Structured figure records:
==============================
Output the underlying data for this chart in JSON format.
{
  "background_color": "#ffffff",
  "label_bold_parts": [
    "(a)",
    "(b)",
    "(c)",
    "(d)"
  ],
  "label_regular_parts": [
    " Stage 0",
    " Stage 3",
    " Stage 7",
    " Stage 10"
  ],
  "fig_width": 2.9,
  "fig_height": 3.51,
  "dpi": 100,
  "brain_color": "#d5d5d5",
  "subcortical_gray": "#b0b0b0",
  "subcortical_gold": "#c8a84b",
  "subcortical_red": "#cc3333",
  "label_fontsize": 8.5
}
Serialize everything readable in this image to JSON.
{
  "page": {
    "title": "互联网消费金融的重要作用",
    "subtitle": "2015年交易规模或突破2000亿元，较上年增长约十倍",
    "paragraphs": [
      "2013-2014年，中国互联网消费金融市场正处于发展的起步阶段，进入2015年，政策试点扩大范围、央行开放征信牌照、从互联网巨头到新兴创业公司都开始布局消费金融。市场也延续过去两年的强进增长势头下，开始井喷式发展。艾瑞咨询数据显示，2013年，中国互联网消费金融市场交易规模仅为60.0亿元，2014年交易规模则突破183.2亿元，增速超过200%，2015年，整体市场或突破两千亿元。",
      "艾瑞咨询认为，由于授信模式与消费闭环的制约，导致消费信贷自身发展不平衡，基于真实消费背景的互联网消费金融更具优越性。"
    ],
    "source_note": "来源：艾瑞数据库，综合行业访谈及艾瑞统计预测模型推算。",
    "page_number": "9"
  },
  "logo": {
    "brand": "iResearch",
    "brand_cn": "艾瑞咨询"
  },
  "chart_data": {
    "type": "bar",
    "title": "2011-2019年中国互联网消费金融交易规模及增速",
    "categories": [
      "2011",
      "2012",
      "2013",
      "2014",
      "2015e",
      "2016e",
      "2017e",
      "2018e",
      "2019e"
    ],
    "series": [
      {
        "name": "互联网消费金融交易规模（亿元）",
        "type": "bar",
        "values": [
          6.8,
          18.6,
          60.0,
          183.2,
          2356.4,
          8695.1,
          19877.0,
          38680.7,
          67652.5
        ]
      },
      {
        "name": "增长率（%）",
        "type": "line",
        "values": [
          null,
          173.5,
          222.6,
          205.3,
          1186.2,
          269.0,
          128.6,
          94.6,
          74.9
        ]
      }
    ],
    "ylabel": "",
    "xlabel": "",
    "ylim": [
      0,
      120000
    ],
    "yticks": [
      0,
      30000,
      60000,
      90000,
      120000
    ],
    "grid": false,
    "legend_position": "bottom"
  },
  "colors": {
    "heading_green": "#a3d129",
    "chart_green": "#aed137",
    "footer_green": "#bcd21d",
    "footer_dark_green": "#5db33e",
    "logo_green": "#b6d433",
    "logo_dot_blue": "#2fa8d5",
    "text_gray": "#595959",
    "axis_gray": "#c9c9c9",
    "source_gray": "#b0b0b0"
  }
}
==============================
### Given task
Write out the data again, exactly and in full.

### Exercise output
Output the underlying data for this chart in JSON format.
{
  "background_color": "#ffffff",
  "label_bold_parts": [
    "(a)",
    "(b)",
    "(c)",
    "(d)"
  ],
  "label_regular_parts": [
    " Stage 0",
    " Stage 3",
    " Stage 7",
    " Stage 10"
  ],
  "fig_width": 2.9,
  "fig_height": 3.51,
  "dpi": 100,
  "brain_color": "#d5d5d5",
  "subcortical_gray": "#b0b0b0",
  "subcortical_gold": "#c8a84b",
  "subcortical_red": "#cc3333",
  "label_fontsize": 8.5
}
Serialize everything readable in this image to JSON.
{
  "page": {
    "title": "互联网消费金融的重要作用",
    "subtitle": "2015年交易规模或突破2000亿元，较上年增长约十倍",
    "paragraphs": [
      "2013-2014年，中国互联网消费金融市场正处于发展的起步阶段，进入2015年，政策试点扩大范围、央行开放征信牌照、从互联网巨头到新兴创业公司都开始布局消费金融。市场也延续过去两年的强进增长势头下，开始井喷式发展。艾瑞咨询数据显示，2013年，中国互联网消费金融市场交易规模仅为60.0亿元，2014年交易规模则突破183.2亿元，增速超过200%，2015年，整体市场或突破两千亿元。",
      "艾瑞咨询认为，由于授信模式与消费闭环的制约，导致消费信贷自身发展不平衡，基于真实消费背景的互联网消费金融更具优越性。"
    ],
    "source_note": "来源：艾瑞数据库，综合行业访谈及艾瑞统计预测模型推算。",
    "page_number": "9"
  },
  "logo": {
    "brand": "iResearch",
    "brand_cn": "艾瑞咨询"
  },
  "chart_data": {
    "type": "bar",
    "title": "2011-2019年中国互联网消费金融交易规模及增速",
    "categories": [
      "2011",
      "2012",
      "2013",
      "2014",
      "2015e",
      "2016e",
      "2017e",
      "2018e",
      "2019e"
    ],
    "series": [
      {
        "name": "互联网消费金融交易规模（亿元）",
        "type": "bar",
        "values": [
          6.8,
          18.6,
          60.0,
          183.2,
          2356.4,
          8695.1,
          19877.0,
          38680.7,
          67652.5
        ]
      },
      {
        "name": "增长率（%）",
        "type": "line",
        "values": [
          null,
          173.5,
          222.6,
          205.3,
          1186.2,
          269.0,
          128.6,
          94.6,
          74.9
        ]
      }
    ],
    "ylabel": "",
    "xlabel": "",
    "ylim": [
      0,
      120000
    ],
    "yticks": [
      0,
      30000,
      60000,
      90000,
      120000
    ],
    "grid": false,
    "legend_position": "bottom"
  },
  "colors": {
    "heading_green": "#a3d129",
    "chart_green": "#aed137",
    "footer_green": "#bcd21d",
    "footer_dark_green": "#5db33e",
    "logo_green": "#b6d433",
    "logo_dot_blue": "#2fa8d5",
    "text_gray": "#595959",
    "axis_gray": "#c9c9c9",
    "source_gray": "#b0b0b0"
  }
}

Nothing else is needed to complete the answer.